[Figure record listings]
+--
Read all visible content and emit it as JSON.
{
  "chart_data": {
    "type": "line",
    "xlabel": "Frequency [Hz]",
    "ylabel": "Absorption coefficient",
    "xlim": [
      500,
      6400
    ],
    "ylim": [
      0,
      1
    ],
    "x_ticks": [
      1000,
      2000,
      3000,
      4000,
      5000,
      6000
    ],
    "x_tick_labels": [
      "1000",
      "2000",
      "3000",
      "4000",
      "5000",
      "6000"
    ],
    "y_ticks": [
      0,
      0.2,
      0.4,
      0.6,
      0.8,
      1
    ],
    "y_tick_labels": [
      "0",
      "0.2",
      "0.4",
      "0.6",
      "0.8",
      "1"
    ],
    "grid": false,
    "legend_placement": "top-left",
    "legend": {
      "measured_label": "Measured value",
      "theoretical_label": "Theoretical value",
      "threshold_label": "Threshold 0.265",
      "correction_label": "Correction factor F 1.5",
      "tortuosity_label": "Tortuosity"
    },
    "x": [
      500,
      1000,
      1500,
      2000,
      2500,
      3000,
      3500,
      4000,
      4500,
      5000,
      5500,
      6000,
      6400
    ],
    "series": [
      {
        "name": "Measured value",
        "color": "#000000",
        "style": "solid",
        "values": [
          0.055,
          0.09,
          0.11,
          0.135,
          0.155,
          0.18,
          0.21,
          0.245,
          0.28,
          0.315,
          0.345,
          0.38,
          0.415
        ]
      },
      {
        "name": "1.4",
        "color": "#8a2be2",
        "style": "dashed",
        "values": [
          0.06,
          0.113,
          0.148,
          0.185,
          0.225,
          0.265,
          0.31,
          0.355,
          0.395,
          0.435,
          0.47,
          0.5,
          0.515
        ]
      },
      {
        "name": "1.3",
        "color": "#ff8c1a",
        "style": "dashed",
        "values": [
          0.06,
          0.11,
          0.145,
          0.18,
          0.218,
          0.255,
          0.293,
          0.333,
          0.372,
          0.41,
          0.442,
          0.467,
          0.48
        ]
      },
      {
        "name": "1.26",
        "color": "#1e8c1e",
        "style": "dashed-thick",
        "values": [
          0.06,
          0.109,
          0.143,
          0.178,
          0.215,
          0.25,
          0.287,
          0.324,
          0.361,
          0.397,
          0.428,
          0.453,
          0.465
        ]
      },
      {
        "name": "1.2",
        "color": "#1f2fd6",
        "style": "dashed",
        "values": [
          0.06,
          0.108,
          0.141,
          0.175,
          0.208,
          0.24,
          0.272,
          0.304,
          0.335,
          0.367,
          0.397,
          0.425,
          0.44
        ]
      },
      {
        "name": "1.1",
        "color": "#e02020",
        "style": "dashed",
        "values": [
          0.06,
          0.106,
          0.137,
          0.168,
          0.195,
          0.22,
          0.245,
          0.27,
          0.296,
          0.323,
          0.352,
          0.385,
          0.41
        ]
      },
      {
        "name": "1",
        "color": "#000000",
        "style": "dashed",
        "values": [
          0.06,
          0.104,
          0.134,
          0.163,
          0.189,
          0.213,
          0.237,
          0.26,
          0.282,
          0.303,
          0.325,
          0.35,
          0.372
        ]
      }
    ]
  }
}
+--
→ SET EXERCISE: Report how many lines of the entries hold the word "Measured". Nothing else is needed.

→ FINISHED EXERCISE: 2